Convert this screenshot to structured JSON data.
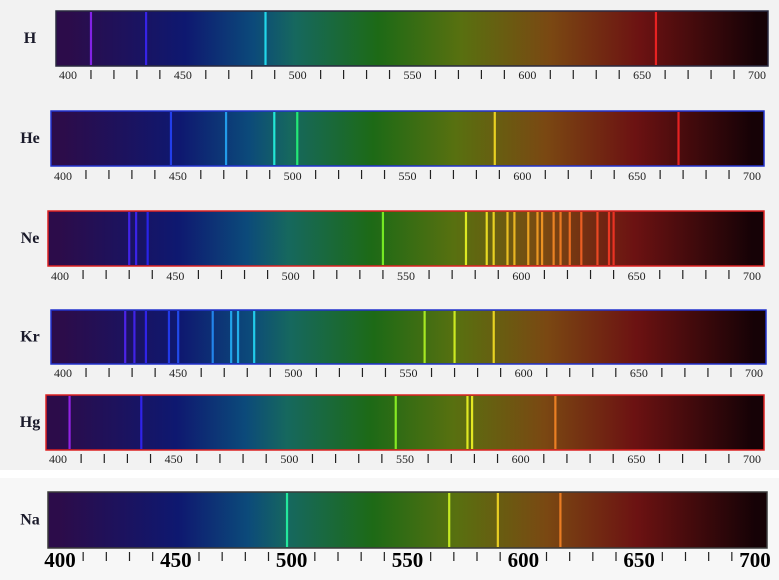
{
  "axis_ticks": [
    400,
    450,
    500,
    550,
    600,
    650,
    700
  ],
  "spectra": [
    {
      "element": "H",
      "frame_color": "#2a2a40",
      "lines": [
        410,
        434,
        486,
        656
      ]
    },
    {
      "element": "He",
      "frame_color": "#2233cc",
      "lines": [
        447,
        471,
        492,
        502,
        588,
        668
      ]
    },
    {
      "element": "Ne",
      "frame_color": "#dd2222",
      "lines": [
        430,
        433,
        438,
        540,
        576,
        585,
        588,
        594,
        597,
        603,
        607,
        609,
        614,
        617,
        621,
        626,
        633,
        638,
        640
      ]
    },
    {
      "element": "Kr",
      "frame_color": "#2233cc",
      "lines": [
        427,
        431,
        436,
        446,
        450,
        465,
        473,
        476,
        483,
        557,
        570,
        587
      ]
    },
    {
      "element": "Hg",
      "frame_color": "#dd2222",
      "lines": [
        405,
        436,
        546,
        577,
        579,
        615
      ]
    },
    {
      "element": "Na",
      "frame_color": "#3a3a3a",
      "lines": [
        498,
        568,
        589,
        616
      ]
    }
  ]
}
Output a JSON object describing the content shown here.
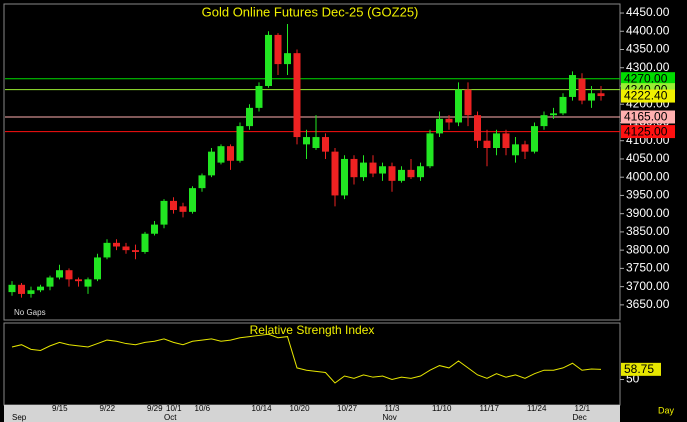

────────────────────

> _Exercise prompt_:
Show the lines of the data that hold the word "JSON".

> _Solution for this task_:
Convert this screenshot to structured JSON data.
Output a JSON object describing the content shown here.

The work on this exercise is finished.